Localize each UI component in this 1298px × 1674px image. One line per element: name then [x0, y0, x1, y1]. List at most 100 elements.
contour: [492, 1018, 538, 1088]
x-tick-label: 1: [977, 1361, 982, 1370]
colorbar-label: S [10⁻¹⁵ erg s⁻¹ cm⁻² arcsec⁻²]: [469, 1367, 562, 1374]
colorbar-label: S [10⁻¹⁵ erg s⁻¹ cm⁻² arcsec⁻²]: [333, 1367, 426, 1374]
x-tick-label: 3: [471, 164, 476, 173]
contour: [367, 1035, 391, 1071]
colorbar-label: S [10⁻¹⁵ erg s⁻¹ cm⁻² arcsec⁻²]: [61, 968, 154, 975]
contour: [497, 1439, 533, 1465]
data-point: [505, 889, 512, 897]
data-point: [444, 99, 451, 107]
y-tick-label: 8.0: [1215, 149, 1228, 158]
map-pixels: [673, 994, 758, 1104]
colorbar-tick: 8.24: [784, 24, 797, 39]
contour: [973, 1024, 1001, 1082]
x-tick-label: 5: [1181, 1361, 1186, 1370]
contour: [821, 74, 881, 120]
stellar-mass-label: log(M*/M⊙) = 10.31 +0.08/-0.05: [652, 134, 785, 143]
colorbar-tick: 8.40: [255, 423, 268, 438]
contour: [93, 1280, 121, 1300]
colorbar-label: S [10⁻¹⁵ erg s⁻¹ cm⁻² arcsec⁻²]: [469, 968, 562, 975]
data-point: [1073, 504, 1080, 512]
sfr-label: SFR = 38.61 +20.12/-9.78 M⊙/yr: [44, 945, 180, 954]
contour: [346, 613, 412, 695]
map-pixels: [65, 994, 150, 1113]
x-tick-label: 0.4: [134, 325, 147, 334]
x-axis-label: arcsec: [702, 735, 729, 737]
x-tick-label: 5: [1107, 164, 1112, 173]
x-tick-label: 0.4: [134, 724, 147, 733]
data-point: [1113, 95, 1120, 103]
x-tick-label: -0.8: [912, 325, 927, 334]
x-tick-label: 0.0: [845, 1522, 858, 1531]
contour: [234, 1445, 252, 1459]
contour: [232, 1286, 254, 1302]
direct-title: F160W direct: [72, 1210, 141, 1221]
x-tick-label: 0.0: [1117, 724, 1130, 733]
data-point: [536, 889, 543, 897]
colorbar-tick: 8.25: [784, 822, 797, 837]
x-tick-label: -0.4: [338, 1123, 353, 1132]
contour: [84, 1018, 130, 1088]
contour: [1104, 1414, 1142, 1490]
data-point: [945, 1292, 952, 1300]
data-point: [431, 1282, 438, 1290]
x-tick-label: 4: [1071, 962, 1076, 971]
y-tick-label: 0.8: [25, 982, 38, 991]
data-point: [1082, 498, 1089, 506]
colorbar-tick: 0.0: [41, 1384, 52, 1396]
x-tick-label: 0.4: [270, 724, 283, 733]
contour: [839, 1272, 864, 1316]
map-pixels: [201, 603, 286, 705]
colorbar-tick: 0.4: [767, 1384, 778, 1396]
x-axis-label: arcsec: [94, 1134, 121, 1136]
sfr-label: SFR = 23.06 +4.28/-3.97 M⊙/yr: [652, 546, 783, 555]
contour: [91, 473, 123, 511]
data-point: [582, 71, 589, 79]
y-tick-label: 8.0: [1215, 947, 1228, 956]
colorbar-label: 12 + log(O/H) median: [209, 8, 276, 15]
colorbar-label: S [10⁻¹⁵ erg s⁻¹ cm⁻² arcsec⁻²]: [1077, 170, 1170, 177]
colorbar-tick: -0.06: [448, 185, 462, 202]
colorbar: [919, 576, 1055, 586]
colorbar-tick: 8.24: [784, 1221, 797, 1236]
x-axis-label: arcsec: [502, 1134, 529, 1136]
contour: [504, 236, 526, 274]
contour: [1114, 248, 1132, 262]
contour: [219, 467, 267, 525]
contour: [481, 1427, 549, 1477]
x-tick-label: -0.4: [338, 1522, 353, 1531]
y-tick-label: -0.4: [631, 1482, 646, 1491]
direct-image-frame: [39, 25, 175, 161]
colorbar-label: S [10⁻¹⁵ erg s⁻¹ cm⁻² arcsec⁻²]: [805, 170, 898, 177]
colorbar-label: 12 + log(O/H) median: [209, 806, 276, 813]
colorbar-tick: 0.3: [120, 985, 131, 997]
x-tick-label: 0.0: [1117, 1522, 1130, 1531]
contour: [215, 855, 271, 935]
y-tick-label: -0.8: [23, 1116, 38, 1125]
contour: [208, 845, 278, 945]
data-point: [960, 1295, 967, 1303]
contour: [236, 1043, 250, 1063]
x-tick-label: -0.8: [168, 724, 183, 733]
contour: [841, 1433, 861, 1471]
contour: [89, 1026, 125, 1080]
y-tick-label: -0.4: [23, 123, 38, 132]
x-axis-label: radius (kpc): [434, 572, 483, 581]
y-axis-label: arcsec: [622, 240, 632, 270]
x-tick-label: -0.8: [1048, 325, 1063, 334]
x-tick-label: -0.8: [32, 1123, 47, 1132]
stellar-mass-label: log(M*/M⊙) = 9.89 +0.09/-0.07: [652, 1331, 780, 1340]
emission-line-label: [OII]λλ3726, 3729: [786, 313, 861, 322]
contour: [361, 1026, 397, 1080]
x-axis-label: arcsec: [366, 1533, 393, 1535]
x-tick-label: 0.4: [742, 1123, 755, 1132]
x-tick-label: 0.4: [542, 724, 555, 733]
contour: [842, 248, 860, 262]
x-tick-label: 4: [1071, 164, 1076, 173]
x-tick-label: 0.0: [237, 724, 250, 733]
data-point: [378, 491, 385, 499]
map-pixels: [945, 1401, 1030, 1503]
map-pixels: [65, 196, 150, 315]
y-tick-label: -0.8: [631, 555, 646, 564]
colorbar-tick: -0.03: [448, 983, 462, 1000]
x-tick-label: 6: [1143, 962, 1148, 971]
----
--- Task description ---
Reproduce the listing above line for line, without changing anything.

--- Full response ---
Localize each UI component in this 1298px × 1674px image. One line per element: name then [x0, y0, x1, y1]. List at most 100 elements.
contour: [492, 1018, 538, 1088]
x-tick-label: 1: [977, 1361, 982, 1370]
colorbar-label: S [10⁻¹⁵ erg s⁻¹ cm⁻² arcsec⁻²]: [469, 1367, 562, 1374]
colorbar-label: S [10⁻¹⁵ erg s⁻¹ cm⁻² arcsec⁻²]: [333, 1367, 426, 1374]
x-tick-label: 3: [471, 164, 476, 173]
contour: [367, 1035, 391, 1071]
colorbar-label: S [10⁻¹⁵ erg s⁻¹ cm⁻² arcsec⁻²]: [61, 968, 154, 975]
contour: [497, 1439, 533, 1465]
data-point: [505, 889, 512, 897]
data-point: [444, 99, 451, 107]
y-tick-label: 8.0: [1215, 149, 1228, 158]
map-pixels: [673, 994, 758, 1104]
colorbar-tick: 8.24: [784, 24, 797, 39]
contour: [973, 1024, 1001, 1082]
x-tick-label: 5: [1181, 1361, 1186, 1370]
contour: [821, 74, 881, 120]
stellar-mass-label: log(M*/M⊙) = 10.31 +0.08/-0.05: [652, 134, 785, 143]
colorbar-tick: 8.40: [255, 423, 268, 438]
contour: [93, 1280, 121, 1300]
colorbar-label: S [10⁻¹⁵ erg s⁻¹ cm⁻² arcsec⁻²]: [469, 968, 562, 975]
data-point: [1073, 504, 1080, 512]
sfr-label: SFR = 38.61 +20.12/-9.78 M⊙/yr: [44, 945, 180, 954]
contour: [346, 613, 412, 695]
map-pixels: [65, 994, 150, 1113]
x-tick-label: 0.4: [134, 325, 147, 334]
x-axis-label: arcsec: [702, 735, 729, 737]
x-tick-label: 5: [1107, 164, 1112, 173]
x-tick-label: 0.4: [134, 724, 147, 733]
data-point: [1113, 95, 1120, 103]
x-tick-label: -0.8: [912, 325, 927, 334]
x-tick-label: 0.0: [845, 1522, 858, 1531]
contour: [234, 1445, 252, 1459]
contour: [232, 1286, 254, 1302]
direct-title: F160W direct: [72, 1210, 141, 1221]
x-tick-label: 0.0: [1117, 724, 1130, 733]
data-point: [536, 889, 543, 897]
colorbar-tick: 8.25: [784, 822, 797, 837]
x-tick-label: -0.4: [338, 1123, 353, 1132]
contour: [84, 1018, 130, 1088]
contour: [1104, 1414, 1142, 1490]
data-point: [945, 1292, 952, 1300]
data-point: [431, 1282, 438, 1290]
x-tick-label: 4: [1071, 962, 1076, 971]
y-tick-label: 0.8: [25, 982, 38, 991]
data-point: [1082, 498, 1089, 506]
colorbar-tick: 0.0: [41, 1384, 52, 1396]
x-tick-label: 0.4: [270, 724, 283, 733]
contour: [839, 1272, 864, 1316]
map-pixels: [201, 603, 286, 705]
colorbar-tick: 0.4: [767, 1384, 778, 1396]
x-axis-label: arcsec: [94, 1134, 121, 1136]
sfr-label: SFR = 23.06 +4.28/-3.97 M⊙/yr: [652, 546, 783, 555]
contour: [91, 473, 123, 511]
data-point: [582, 71, 589, 79]
y-tick-label: 8.0: [1215, 947, 1228, 956]
colorbar-label: 12 + log(O/H) median: [209, 8, 276, 15]
colorbar-label: S [10⁻¹⁵ erg s⁻¹ cm⁻² arcsec⁻²]: [1077, 170, 1170, 177]
colorbar-tick: -0.06: [448, 185, 462, 202]
colorbar: [919, 576, 1055, 586]
colorbar-tick: 8.24: [784, 1221, 797, 1236]
x-axis-label: arcsec: [502, 1134, 529, 1136]
contour: [504, 236, 526, 274]
contour: [1114, 248, 1132, 262]
contour: [219, 467, 267, 525]
contour: [481, 1427, 549, 1477]
x-tick-label: -0.4: [338, 1522, 353, 1531]
y-tick-label: -0.4: [631, 1482, 646, 1491]
direct-image-frame: [39, 25, 175, 161]
colorbar-label: S [10⁻¹⁵ erg s⁻¹ cm⁻² arcsec⁻²]: [805, 170, 898, 177]
colorbar-label: 12 + log(O/H) median: [209, 806, 276, 813]
colorbar-tick: 0.3: [120, 985, 131, 997]
x-tick-label: 0.0: [1117, 1522, 1130, 1531]
contour: [215, 855, 271, 935]
y-tick-label: -0.8: [23, 1116, 38, 1125]
contour: [208, 845, 278, 945]
data-point: [960, 1295, 967, 1303]
contour: [236, 1043, 250, 1063]
x-tick-label: -0.8: [168, 724, 183, 733]
contour: [841, 1433, 861, 1471]
contour: [89, 1026, 125, 1080]
y-tick-label: -0.4: [23, 123, 38, 132]
x-axis-label: radius (kpc): [434, 572, 483, 581]
y-axis-label: arcsec: [622, 240, 632, 270]
x-tick-label: -0.8: [1048, 325, 1063, 334]
x-tick-label: -0.8: [32, 1123, 47, 1132]
stellar-mass-label: log(M*/M⊙) = 9.89 +0.09/-0.07: [652, 1331, 780, 1340]
emission-line-label: [OII]λλ3726, 3729: [786, 313, 861, 322]
contour: [361, 1026, 397, 1080]
x-axis-label: arcsec: [366, 1533, 393, 1535]
x-tick-label: 0.4: [742, 1123, 755, 1132]
x-tick-label: 0.4: [542, 724, 555, 733]
contour: [842, 248, 860, 262]
x-tick-label: 4: [1071, 164, 1076, 173]
x-tick-label: 0.0: [237, 724, 250, 733]
data-point: [378, 491, 385, 499]
map-pixels: [945, 1401, 1030, 1503]
map-pixels: [65, 196, 150, 315]
y-tick-label: -0.8: [631, 555, 646, 564]
colorbar-tick: -0.03: [448, 983, 462, 1000]
x-tick-label: 6: [1143, 962, 1148, 971]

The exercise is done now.